_To do:_ Which lines of the records contain "name"? Collect every one of them.

_Extracted entries:_
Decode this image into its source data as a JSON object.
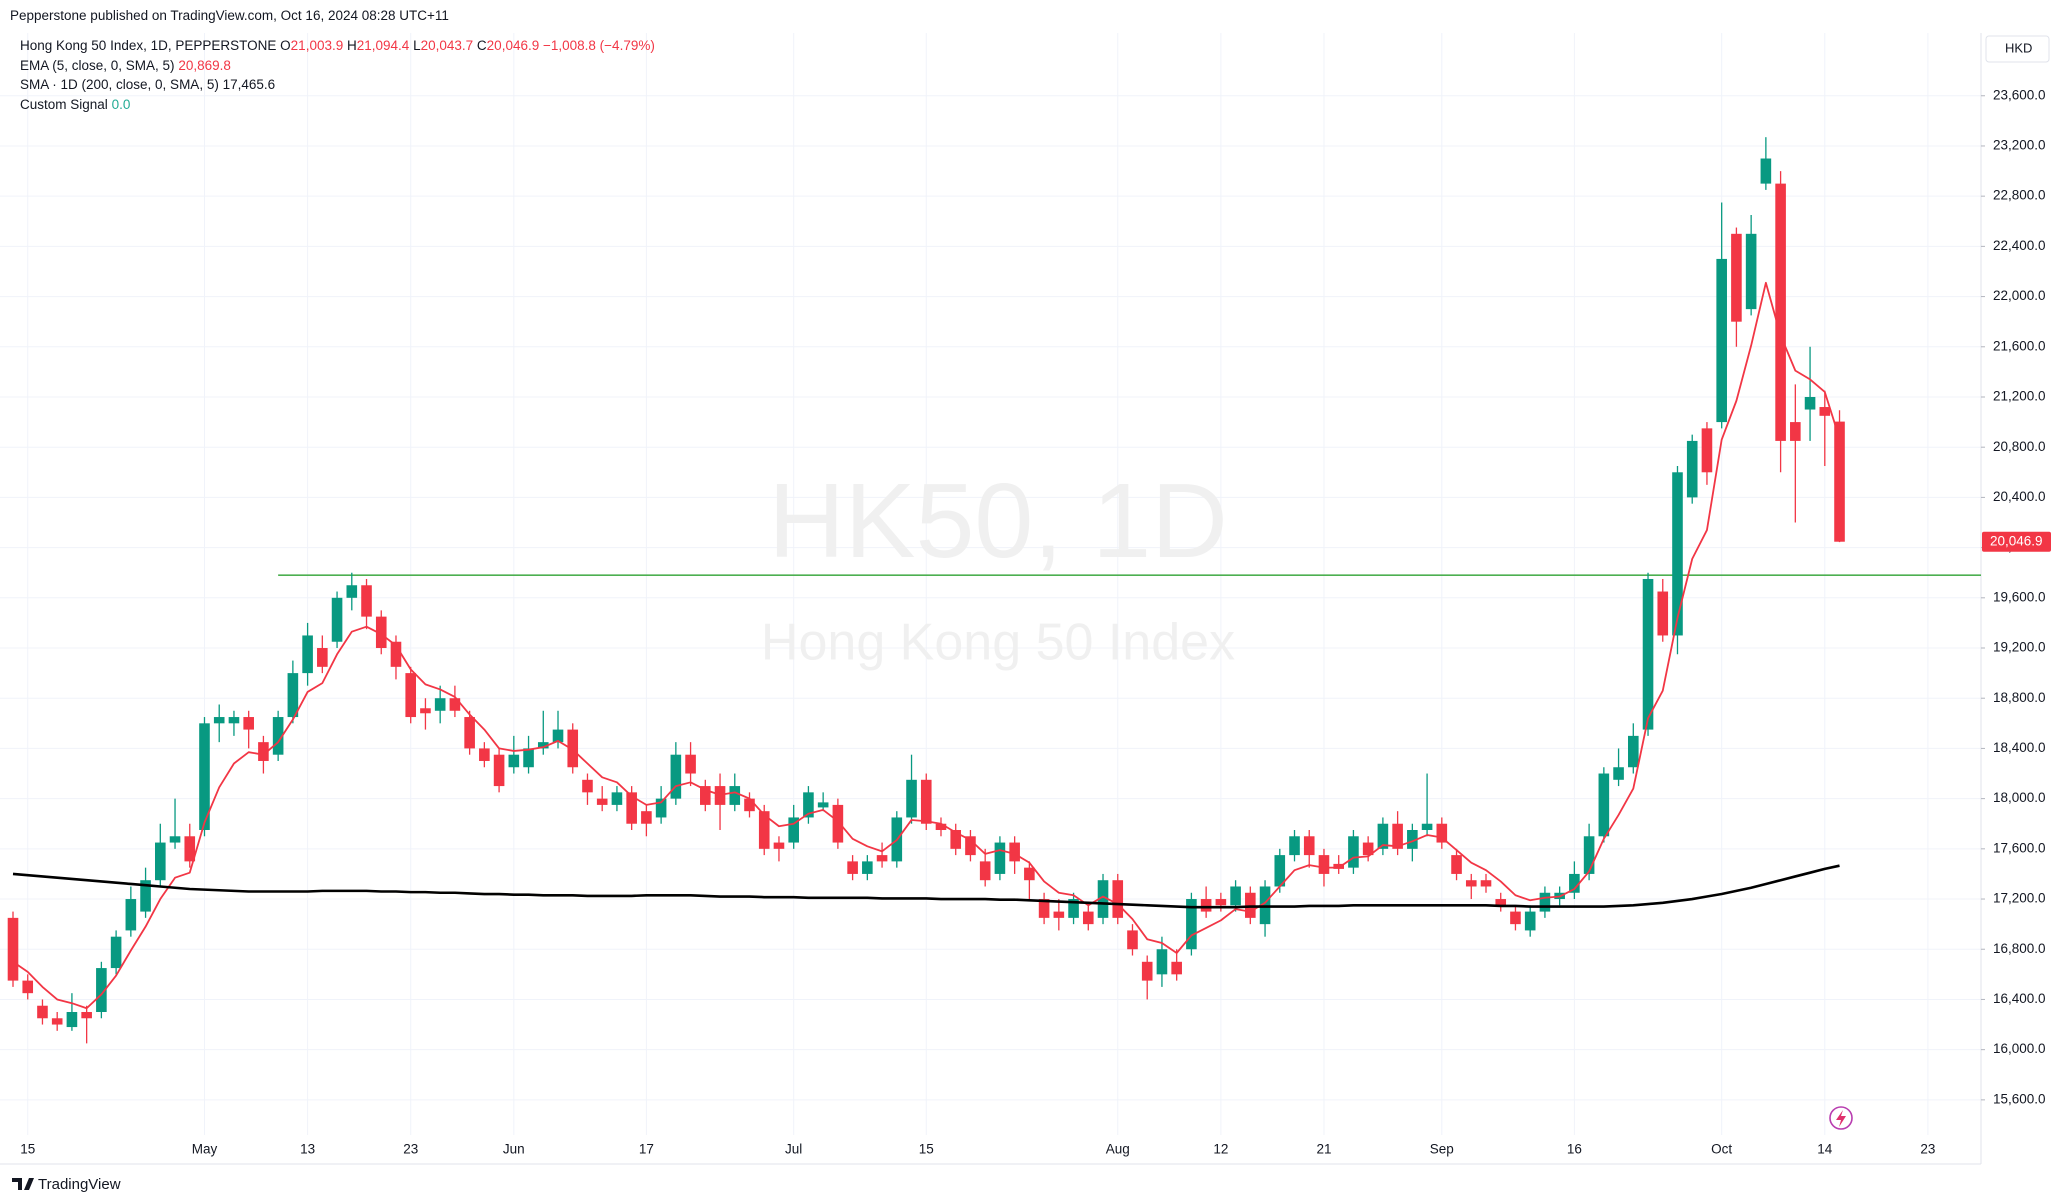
{
  "header": {
    "published": "Pepperstone published on TradingView.com, Oct 16, 2024 08:28 UTC+11",
    "brand": "TradingView"
  },
  "legend": {
    "name": "Hong Kong 50 Index, 1D, PEPPERSTONE",
    "ohlc": [
      {
        "key": "O",
        "value": "21,003.9"
      },
      {
        "key": "H",
        "value": "21,094.4"
      },
      {
        "key": "L",
        "value": "20,043.7"
      },
      {
        "key": "C",
        "value": "20,046.9"
      }
    ],
    "change": "−1,008.8 (−4.79%)",
    "custom_signal": {
      "name": "Custom Signal",
      "value": "0.0"
    }
  },
  "chart_data": {
    "type": "candlestick",
    "watermark": "HK50, 1D",
    "watermark_sub": "Hong Kong 50 Index",
    "currency": "HKD",
    "last_price_label": "20,046.9",
    "up_color": "#089981",
    "down_color": "#f23645",
    "grid": true,
    "categories": [
      null,
      "15",
      null,
      null,
      null,
      null,
      null,
      null,
      null,
      null,
      null,
      null,
      null,
      "May",
      null,
      null,
      null,
      null,
      null,
      null,
      "13",
      null,
      null,
      null,
      null,
      null,
      null,
      "23",
      null,
      null,
      null,
      null,
      null,
      null,
      "Jun",
      null,
      null,
      null,
      null,
      null,
      null,
      null,
      null,
      "17",
      null,
      null,
      null,
      null,
      null,
      null,
      null,
      null,
      null,
      "Jul",
      null,
      null,
      null,
      null,
      null,
      null,
      null,
      null,
      "15",
      null,
      null,
      null,
      null,
      null,
      null,
      null,
      null,
      null,
      null,
      null,
      null,
      "Aug",
      null,
      null,
      null,
      null,
      null,
      null,
      "12",
      null,
      null,
      null,
      null,
      null,
      null,
      "21",
      null,
      null,
      null,
      null,
      null,
      null,
      null,
      "Sep",
      null,
      null,
      null,
      null,
      null,
      null,
      null,
      null,
      "16",
      null,
      null,
      null,
      null,
      null,
      null,
      null,
      null,
      null,
      "Oct",
      null,
      null,
      null,
      null,
      null,
      null,
      "14",
      null,
      null,
      null,
      null,
      null,
      null,
      "23",
      null,
      null,
      null
    ],
    "open": [
      17050,
      16550,
      16350,
      16250,
      16180,
      16300,
      16300,
      16650,
      16950,
      17100,
      17350,
      17650,
      17700,
      17750,
      18600,
      18600,
      18650,
      18450,
      18350,
      18650,
      19000,
      19200,
      19250,
      19600,
      19700,
      19450,
      19250,
      19000,
      18720,
      18700,
      18800,
      18650,
      18400,
      18350,
      18250,
      18250,
      18400,
      18450,
      18550,
      18150,
      18000,
      17950,
      18050,
      17900,
      17850,
      18000,
      18350,
      18100,
      18100,
      17950,
      18000,
      17900,
      17650,
      17650,
      17850,
      17930,
      17950,
      17500,
      17400,
      17550,
      17500,
      17850,
      18150,
      17800,
      17750,
      17700,
      17500,
      17400,
      17650,
      17450,
      17200,
      17100,
      17050,
      17100,
      17050,
      17350,
      16950,
      16700,
      16600,
      16700,
      16800,
      17200,
      17200,
      17150,
      17250,
      17000,
      17300,
      17550,
      17700,
      17550,
      17480,
      17450,
      17650,
      17600,
      17800,
      17600,
      17750,
      17800,
      17550,
      17350,
      17350,
      17200,
      17100,
      16950,
      17100,
      17200,
      17250,
      17400,
      17700,
      18150,
      18250,
      18550,
      19650,
      19300,
      20400,
      20950,
      21000,
      22500,
      21900,
      22900,
      22900,
      21000,
      21100,
      21120,
      21003.9,
      null,
      null,
      null,
      null,
      null,
      null,
      null,
      null,
      null
    ],
    "high": [
      17100,
      16600,
      16400,
      16300,
      16450,
      16350,
      16700,
      16950,
      17300,
      17450,
      17800,
      18000,
      17800,
      18650,
      18750,
      18700,
      18700,
      18500,
      18700,
      19100,
      19400,
      19300,
      19650,
      19800,
      19750,
      19500,
      19300,
      19050,
      18800,
      18900,
      18900,
      18700,
      18450,
      18400,
      18500,
      18500,
      18700,
      18700,
      18600,
      18200,
      18100,
      18100,
      18100,
      17950,
      18100,
      18450,
      18450,
      18150,
      18200,
      18200,
      18050,
      17950,
      17700,
      17950,
      18100,
      18050,
      18000,
      17550,
      17550,
      17650,
      17900,
      18350,
      18200,
      17850,
      17800,
      17750,
      17600,
      17700,
      17700,
      17500,
      17250,
      17200,
      17250,
      17150,
      17400,
      17400,
      17000,
      16750,
      16900,
      16800,
      17250,
      17300,
      17250,
      17350,
      17300,
      17350,
      17600,
      17750,
      17750,
      17600,
      17550,
      17750,
      17700,
      17850,
      17900,
      17800,
      18200,
      17850,
      17600,
      17400,
      17400,
      17250,
      17150,
      17150,
      17300,
      17300,
      17500,
      17800,
      18250,
      18400,
      18600,
      19800,
      19750,
      20650,
      20900,
      21000,
      22750,
      22550,
      22650,
      23270,
      23000,
      21300,
      21600,
      21250,
      21094.4,
      null,
      null,
      null,
      null,
      null,
      null,
      null,
      null,
      null
    ],
    "low": [
      16500,
      16400,
      16200,
      16150,
      16150,
      16050,
      16250,
      16600,
      16900,
      17050,
      17300,
      17600,
      17450,
      17700,
      18450,
      18500,
      18400,
      18200,
      18300,
      18600,
      18900,
      19000,
      19200,
      19500,
      19350,
      19150,
      18950,
      18600,
      18550,
      18600,
      18650,
      18350,
      18250,
      18050,
      18200,
      18200,
      18350,
      18400,
      18200,
      17950,
      17900,
      17900,
      17750,
      17700,
      17800,
      17950,
      18100,
      17900,
      17750,
      17900,
      17850,
      17550,
      17500,
      17600,
      17800,
      17900,
      17600,
      17350,
      17350,
      17450,
      17450,
      17800,
      17750,
      17700,
      17550,
      17500,
      17300,
      17350,
      17400,
      17200,
      17000,
      16950,
      17000,
      16950,
      17000,
      17000,
      16750,
      16400,
      16500,
      16550,
      16750,
      17050,
      17100,
      17100,
      17000,
      16900,
      17250,
      17500,
      17450,
      17300,
      17400,
      17400,
      17500,
      17550,
      17550,
      17500,
      17700,
      17600,
      17350,
      17200,
      17250,
      17100,
      16950,
      16900,
      17050,
      17150,
      17200,
      17350,
      17650,
      18100,
      18200,
      18500,
      19250,
      19150,
      20350,
      20500,
      20950,
      21600,
      21850,
      22850,
      20600,
      20200,
      20850,
      20650,
      20043.7,
      null,
      null,
      null,
      null,
      null,
      null,
      null,
      null,
      null
    ],
    "close": [
      16550,
      16450,
      16250,
      16200,
      16300,
      16250,
      16650,
      16900,
      17200,
      17350,
      17650,
      17700,
      17500,
      18600,
      18650,
      18650,
      18550,
      18300,
      18650,
      19000,
      19300,
      19050,
      19600,
      19700,
      19450,
      19200,
      19050,
      18650,
      18680,
      18800,
      18700,
      18400,
      18300,
      18100,
      18350,
      18400,
      18450,
      18550,
      18250,
      18050,
      17950,
      18050,
      17800,
      17800,
      18000,
      18350,
      18200,
      17950,
      17950,
      18100,
      17900,
      17600,
      17600,
      17850,
      18050,
      17970,
      17650,
      17400,
      17500,
      17500,
      17850,
      18150,
      17800,
      17750,
      17600,
      17550,
      17350,
      17650,
      17500,
      17350,
      17050,
      17050,
      17200,
      17000,
      17350,
      17050,
      16800,
      16550,
      16800,
      16600,
      17200,
      17100,
      17150,
      17300,
      17050,
      17300,
      17550,
      17700,
      17550,
      17400,
      17440,
      17700,
      17550,
      17800,
      17600,
      17750,
      17800,
      17650,
      17400,
      17300,
      17300,
      17150,
      17000,
      17100,
      17250,
      17250,
      17400,
      17700,
      18200,
      18250,
      18500,
      19750,
      19300,
      20600,
      20850,
      20600,
      22300,
      21800,
      22500,
      23100,
      20850,
      20850,
      21200,
      21050,
      20046.9,
      null,
      null,
      null,
      null,
      null,
      null,
      null,
      null,
      null
    ],
    "series": [
      {
        "name": "EMA (5, close, 0, SMA, 5)",
        "value_label": "20,869.8",
        "color": "#f23645",
        "values": [
          16700,
          16620,
          16500,
          16400,
          16370,
          16330,
          16440,
          16590,
          16790,
          16980,
          17200,
          17370,
          17410,
          17810,
          18090,
          18280,
          18370,
          18350,
          18450,
          18630,
          18850,
          18920,
          19150,
          19330,
          19370,
          19310,
          19220,
          19030,
          18910,
          18870,
          18810,
          18670,
          18550,
          18400,
          18380,
          18390,
          18410,
          18460,
          18390,
          18280,
          18170,
          18130,
          18020,
          17950,
          17970,
          18100,
          18130,
          18070,
          18030,
          18050,
          18000,
          17870,
          17780,
          17800,
          17880,
          17910,
          17820,
          17680,
          17620,
          17580,
          17670,
          17830,
          17820,
          17800,
          17730,
          17670,
          17560,
          17590,
          17560,
          17490,
          17340,
          17250,
          17230,
          17150,
          17220,
          17160,
          17040,
          16880,
          16850,
          16770,
          16910,
          16970,
          17030,
          17120,
          17100,
          17170,
          17300,
          17430,
          17470,
          17450,
          17450,
          17530,
          17540,
          17630,
          17620,
          17660,
          17710,
          17690,
          17590,
          17490,
          17430,
          17340,
          17230,
          17190,
          17210,
          17220,
          17280,
          17420,
          17680,
          17870,
          18080,
          18640,
          18860,
          19440,
          19910,
          20140,
          20860,
          21170,
          21610,
          22110,
          21690,
          21410,
          21340,
          21240,
          20869.8,
          null,
          null,
          null,
          null,
          null,
          null,
          null,
          null,
          null
        ]
      },
      {
        "name": "SMA · 1D (200, close, 0, SMA, 5)",
        "value_label": "17,465.6",
        "color": "#000000",
        "values": [
          17400,
          17390,
          17380,
          17370,
          17360,
          17350,
          17340,
          17330,
          17320,
          17310,
          17300,
          17290,
          17280,
          17275,
          17270,
          17265,
          17260,
          17260,
          17260,
          17260,
          17260,
          17265,
          17265,
          17265,
          17265,
          17260,
          17260,
          17255,
          17255,
          17250,
          17250,
          17245,
          17240,
          17240,
          17235,
          17235,
          17230,
          17230,
          17230,
          17225,
          17225,
          17225,
          17225,
          17230,
          17230,
          17230,
          17230,
          17225,
          17220,
          17220,
          17220,
          17215,
          17215,
          17215,
          17210,
          17210,
          17210,
          17210,
          17210,
          17205,
          17205,
          17205,
          17205,
          17200,
          17200,
          17200,
          17200,
          17195,
          17195,
          17190,
          17185,
          17180,
          17175,
          17170,
          17165,
          17160,
          17155,
          17150,
          17145,
          17140,
          17135,
          17135,
          17135,
          17135,
          17140,
          17140,
          17140,
          17140,
          17145,
          17145,
          17145,
          17150,
          17150,
          17150,
          17150,
          17150,
          17150,
          17150,
          17150,
          17150,
          17150,
          17145,
          17145,
          17140,
          17140,
          17140,
          17140,
          17140,
          17140,
          17145,
          17150,
          17160,
          17170,
          17185,
          17200,
          17220,
          17240,
          17265,
          17290,
          17320,
          17350,
          17380,
          17410,
          17440,
          17465.6,
          null,
          null,
          null,
          null,
          null,
          null,
          null,
          null,
          null
        ]
      }
    ],
    "hline": {
      "value": 19780,
      "start": 18,
      "color": "#4caf50"
    },
    "ylim": [
      15320,
      24100
    ],
    "yticks": [
      {
        "value": 15600,
        "label": "15,600.0"
      },
      {
        "value": 16000,
        "label": "16,000.0"
      },
      {
        "value": 16400,
        "label": "16,400.0"
      },
      {
        "value": 16800,
        "label": "16,800.0"
      },
      {
        "value": 17200,
        "label": "17,200.0"
      },
      {
        "value": 17600,
        "label": "17,600.0"
      },
      {
        "value": 18000,
        "label": "18,000.0"
      },
      {
        "value": 18400,
        "label": "18,400.0"
      },
      {
        "value": 18800,
        "label": "18,800.0"
      },
      {
        "value": 19200,
        "label": "19,200.0"
      },
      {
        "value": 19600,
        "label": "19,600.0"
      },
      {
        "value": 20000,
        "label": "20,000.0"
      },
      {
        "value": 20400,
        "label": "20,400.0"
      },
      {
        "value": 20800,
        "label": "20,800.0"
      },
      {
        "value": 21200,
        "label": "21,200.0"
      },
      {
        "value": 21600,
        "label": "21,600.0"
      },
      {
        "value": 22000,
        "label": "22,000.0"
      },
      {
        "value": 22400,
        "label": "22,400.0"
      },
      {
        "value": 22800,
        "label": "22,800.0"
      },
      {
        "value": 23200,
        "label": "23,200.0"
      },
      {
        "value": 23600,
        "label": "23,600.0"
      }
    ]
  }
}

_Written response:_
    "name": "Hong Kong 50 Index, 1D, PEPPERSTONE",
      "name": "Custom Signal",
        "name": "EMA (5, close, 0, SMA, 5)",
        "name": "SMA · 1D (200, close, 0, SMA, 5)",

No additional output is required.